## Aim of the task:
All the records that follow need to be reproduced exactly. Omit the images.

## Records about charts and figures:
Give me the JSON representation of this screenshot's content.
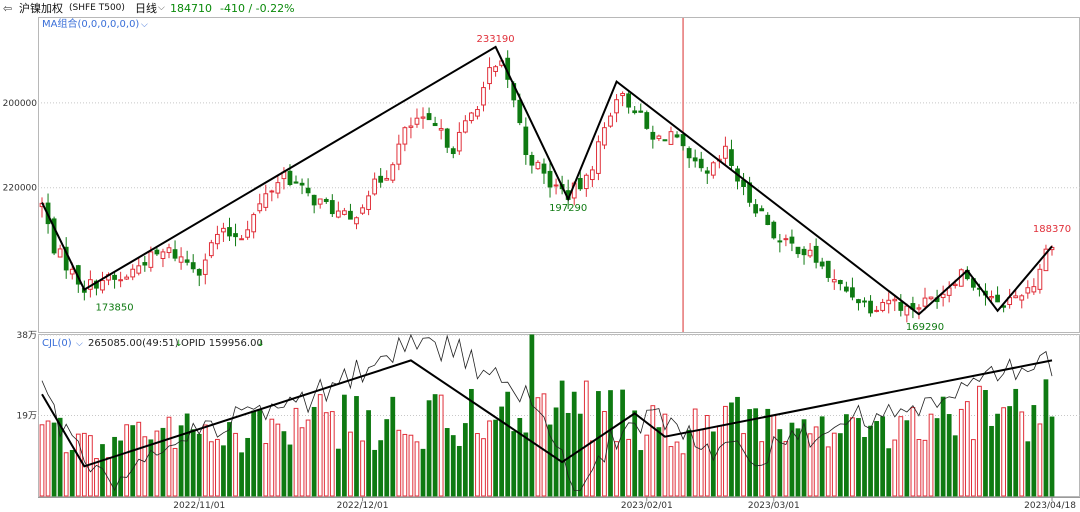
{
  "header": {
    "back_icon": "back-arrow-icon",
    "symbol_name": "沪镍加权",
    "symbol_code": "(SHFE T500)",
    "period": "日线",
    "period_dropdown_icon": "chevron-down-icon",
    "last_price": "184710",
    "change": "-410 / -0.22%"
  },
  "price_panel": {
    "indicator_label": "MA组合(0,0,0,0,0,0)",
    "y_ticks": [
      "220000",
      "200000"
    ]
  },
  "volume_panel": {
    "indicator_label": "CJL(0)",
    "volume_value": "265085.00(49:51)",
    "opid_value": "OPID 159956.00",
    "y_ticks": [
      "38万",
      "19万"
    ]
  },
  "x_axis": {
    "labels": [
      "2022/11/01",
      "2022/12/01",
      "2023/02/01",
      "2023/03/01",
      "2023/04/18"
    ]
  },
  "colors": {
    "up": "#e0303a",
    "down": "#0f7a12",
    "crosshair": "#e57373",
    "zigzag": "#000000",
    "grid": "#c8c8c8",
    "positive_text": "#0a8a0a",
    "negative_text": "#0a8a0a"
  },
  "chart_data": [
    {
      "type": "candlestick",
      "series_count": 168,
      "ylim": [
        166000,
        240000
      ],
      "y_ticks": [
        200000,
        220000
      ],
      "annotations": [
        {
          "text": "233190",
          "x_index": 75,
          "value": 233190,
          "position": "above"
        },
        {
          "text": "197290",
          "x_index": 87,
          "value": 197290,
          "position": "below"
        },
        {
          "text": "173850",
          "x_index": 12,
          "value": 173850,
          "position": "below"
        },
        {
          "text": "169290",
          "x_index": 146,
          "value": 169290,
          "position": "below"
        },
        {
          "text": "188370",
          "x_index": 167,
          "value": 188370,
          "position": "above"
        }
      ],
      "zigzag": [
        [
          0,
          196500
        ],
        [
          7,
          176000
        ],
        [
          75,
          233190
        ],
        [
          87,
          197290
        ],
        [
          95,
          225000
        ],
        [
          145,
          170200
        ],
        [
          153,
          180500
        ],
        [
          158,
          171000
        ],
        [
          167,
          186200
        ]
      ],
      "crosshair_index": 106,
      "x_tick_indices": [
        26,
        53,
        100,
        121,
        167
      ],
      "anchors": [
        [
          0,
          196000
        ],
        [
          2,
          186000
        ],
        [
          5,
          180000
        ],
        [
          7,
          176500
        ],
        [
          10,
          178500
        ],
        [
          13,
          178000
        ],
        [
          17,
          183000
        ],
        [
          21,
          185000
        ],
        [
          26,
          181000
        ],
        [
          29,
          189000
        ],
        [
          33,
          189000
        ],
        [
          37,
          198000
        ],
        [
          40,
          203500
        ],
        [
          44,
          198000
        ],
        [
          48,
          195000
        ],
        [
          51,
          192000
        ],
        [
          54,
          199000
        ],
        [
          57,
          203500
        ],
        [
          60,
          213000
        ],
        [
          62,
          216000
        ],
        [
          65,
          214000
        ],
        [
          68,
          209500
        ],
        [
          72,
          220000
        ],
        [
          74,
          227000
        ],
        [
          76,
          228500
        ],
        [
          78,
          221000
        ],
        [
          80,
          208500
        ],
        [
          84,
          201000
        ],
        [
          87,
          198500
        ],
        [
          90,
          201500
        ],
        [
          93,
          214000
        ],
        [
          95,
          222000
        ],
        [
          98,
          219000
        ],
        [
          101,
          211000
        ],
        [
          104,
          213000
        ],
        [
          107,
          206000
        ],
        [
          110,
          202500
        ],
        [
          113,
          208500
        ],
        [
          116,
          199000
        ],
        [
          119,
          194000
        ],
        [
          122,
          187000
        ],
        [
          125,
          186000
        ],
        [
          128,
          183000
        ],
        [
          131,
          177500
        ],
        [
          134,
          175000
        ],
        [
          137,
          172000
        ],
        [
          140,
          174000
        ],
        [
          143,
          171500
        ],
        [
          146,
          173000
        ],
        [
          149,
          175500
        ],
        [
          152,
          180500
        ],
        [
          155,
          176500
        ],
        [
          158,
          172000
        ],
        [
          161,
          174500
        ],
        [
          164,
          177500
        ],
        [
          166,
          185000
        ],
        [
          167,
          187500
        ]
      ]
    },
    {
      "type": "bar",
      "series_count": 168,
      "ylim": [
        0,
        380000
      ],
      "y_ticks": [
        190000,
        380000
      ],
      "volume_anchors": [
        [
          0,
          155000
        ],
        [
          8,
          140000
        ],
        [
          15,
          150000
        ],
        [
          25,
          165000
        ],
        [
          35,
          185000
        ],
        [
          45,
          200000
        ],
        [
          55,
          185000
        ],
        [
          65,
          195000
        ],
        [
          75,
          215000
        ],
        [
          85,
          240000
        ],
        [
          95,
          205000
        ],
        [
          105,
          160000
        ],
        [
          115,
          190000
        ],
        [
          125,
          175000
        ],
        [
          135,
          185000
        ],
        [
          145,
          195000
        ],
        [
          155,
          215000
        ],
        [
          167,
          235000
        ]
      ],
      "peak_bar": {
        "x_index": 81,
        "value": 380000
      },
      "oi_line_anchors": [
        [
          0,
          240000
        ],
        [
          5,
          120000
        ],
        [
          11,
          20000
        ],
        [
          20,
          120000
        ],
        [
          30,
          180000
        ],
        [
          42,
          210000
        ],
        [
          55,
          310000
        ],
        [
          62,
          370000
        ],
        [
          70,
          330000
        ],
        [
          80,
          230000
        ],
        [
          88,
          30000
        ],
        [
          95,
          140000
        ],
        [
          102,
          190000
        ],
        [
          110,
          120000
        ],
        [
          120,
          100000
        ],
        [
          130,
          170000
        ],
        [
          140,
          190000
        ],
        [
          150,
          230000
        ],
        [
          160,
          290000
        ],
        [
          167,
          310000
        ]
      ],
      "zigzag": [
        [
          0,
          240000
        ],
        [
          7,
          70000
        ],
        [
          61,
          320000
        ],
        [
          86,
          80000
        ],
        [
          98,
          195000
        ],
        [
          103,
          140000
        ],
        [
          167,
          320000
        ]
      ]
    }
  ]
}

## Expected answer:
Give me the JSON representation of this screenshot's content.
{
  "header": {
    "back_icon": "back-arrow-icon",
    "symbol_name": "沪镍加权",
    "symbol_code": "(SHFE T500)",
    "period": "日线",
    "period_dropdown_icon": "chevron-down-icon",
    "last_price": "184710",
    "change": "-410 / -0.22%"
  },
  "price_panel": {
    "indicator_label": "MA组合(0,0,0,0,0,0)",
    "y_ticks": [
      "220000",
      "200000"
    ]
  },
  "volume_panel": {
    "indicator_label": "CJL(0)",
    "volume_value": "265085.00(49:51)",
    "opid_value": "OPID 159956.00",
    "y_ticks": [
      "38万",
      "19万"
    ]
  },
  "x_axis": {
    "labels": [
      "2022/11/01",
      "2022/12/01",
      "2023/02/01",
      "2023/03/01",
      "2023/04/18"
    ]
  },
  "colors": {
    "up": "#e0303a",
    "down": "#0f7a12",
    "crosshair": "#e57373",
    "zigzag": "#000000",
    "grid": "#c8c8c8",
    "positive_text": "#0a8a0a",
    "negative_text": "#0a8a0a"
  },
  "chart_data": [
    {
      "type": "candlestick",
      "series_count": 168,
      "ylim": [
        166000,
        240000
      ],
      "y_ticks": [
        200000,
        220000
      ],
      "annotations": [
        {
          "text": "233190",
          "x_index": 75,
          "value": 233190,
          "position": "above"
        },
        {
          "text": "197290",
          "x_index": 87,
          "value": 197290,
          "position": "below"
        },
        {
          "text": "173850",
          "x_index": 12,
          "value": 173850,
          "position": "below"
        },
        {
          "text": "169290",
          "x_index": 146,
          "value": 169290,
          "position": "below"
        },
        {
          "text": "188370",
          "x_index": 167,
          "value": 188370,
          "position": "above"
        }
      ],
      "zigzag": [
        [
          0,
          196500
        ],
        [
          7,
          176000
        ],
        [
          75,
          233190
        ],
        [
          87,
          197290
        ],
        [
          95,
          225000
        ],
        [
          145,
          170200
        ],
        [
          153,
          180500
        ],
        [
          158,
          171000
        ],
        [
          167,
          186200
        ]
      ],
      "crosshair_index": 106,
      "x_tick_indices": [
        26,
        53,
        100,
        121,
        167
      ],
      "anchors": [
        [
          0,
          196000
        ],
        [
          2,
          186000
        ],
        [
          5,
          180000
        ],
        [
          7,
          176500
        ],
        [
          10,
          178500
        ],
        [
          13,
          178000
        ],
        [
          17,
          183000
        ],
        [
          21,
          185000
        ],
        [
          26,
          181000
        ],
        [
          29,
          189000
        ],
        [
          33,
          189000
        ],
        [
          37,
          198000
        ],
        [
          40,
          203500
        ],
        [
          44,
          198000
        ],
        [
          48,
          195000
        ],
        [
          51,
          192000
        ],
        [
          54,
          199000
        ],
        [
          57,
          203500
        ],
        [
          60,
          213000
        ],
        [
          62,
          216000
        ],
        [
          65,
          214000
        ],
        [
          68,
          209500
        ],
        [
          72,
          220000
        ],
        [
          74,
          227000
        ],
        [
          76,
          228500
        ],
        [
          78,
          221000
        ],
        [
          80,
          208500
        ],
        [
          84,
          201000
        ],
        [
          87,
          198500
        ],
        [
          90,
          201500
        ],
        [
          93,
          214000
        ],
        [
          95,
          222000
        ],
        [
          98,
          219000
        ],
        [
          101,
          211000
        ],
        [
          104,
          213000
        ],
        [
          107,
          206000
        ],
        [
          110,
          202500
        ],
        [
          113,
          208500
        ],
        [
          116,
          199000
        ],
        [
          119,
          194000
        ],
        [
          122,
          187000
        ],
        [
          125,
          186000
        ],
        [
          128,
          183000
        ],
        [
          131,
          177500
        ],
        [
          134,
          175000
        ],
        [
          137,
          172000
        ],
        [
          140,
          174000
        ],
        [
          143,
          171500
        ],
        [
          146,
          173000
        ],
        [
          149,
          175500
        ],
        [
          152,
          180500
        ],
        [
          155,
          176500
        ],
        [
          158,
          172000
        ],
        [
          161,
          174500
        ],
        [
          164,
          177500
        ],
        [
          166,
          185000
        ],
        [
          167,
          187500
        ]
      ]
    },
    {
      "type": "bar",
      "series_count": 168,
      "ylim": [
        0,
        380000
      ],
      "y_ticks": [
        190000,
        380000
      ],
      "volume_anchors": [
        [
          0,
          155000
        ],
        [
          8,
          140000
        ],
        [
          15,
          150000
        ],
        [
          25,
          165000
        ],
        [
          35,
          185000
        ],
        [
          45,
          200000
        ],
        [
          55,
          185000
        ],
        [
          65,
          195000
        ],
        [
          75,
          215000
        ],
        [
          85,
          240000
        ],
        [
          95,
          205000
        ],
        [
          105,
          160000
        ],
        [
          115,
          190000
        ],
        [
          125,
          175000
        ],
        [
          135,
          185000
        ],
        [
          145,
          195000
        ],
        [
          155,
          215000
        ],
        [
          167,
          235000
        ]
      ],
      "peak_bar": {
        "x_index": 81,
        "value": 380000
      },
      "oi_line_anchors": [
        [
          0,
          240000
        ],
        [
          5,
          120000
        ],
        [
          11,
          20000
        ],
        [
          20,
          120000
        ],
        [
          30,
          180000
        ],
        [
          42,
          210000
        ],
        [
          55,
          310000
        ],
        [
          62,
          370000
        ],
        [
          70,
          330000
        ],
        [
          80,
          230000
        ],
        [
          88,
          30000
        ],
        [
          95,
          140000
        ],
        [
          102,
          190000
        ],
        [
          110,
          120000
        ],
        [
          120,
          100000
        ],
        [
          130,
          170000
        ],
        [
          140,
          190000
        ],
        [
          150,
          230000
        ],
        [
          160,
          290000
        ],
        [
          167,
          310000
        ]
      ],
      "zigzag": [
        [
          0,
          240000
        ],
        [
          7,
          70000
        ],
        [
          61,
          320000
        ],
        [
          86,
          80000
        ],
        [
          98,
          195000
        ],
        [
          103,
          140000
        ],
        [
          167,
          320000
        ]
      ]
    }
  ]
}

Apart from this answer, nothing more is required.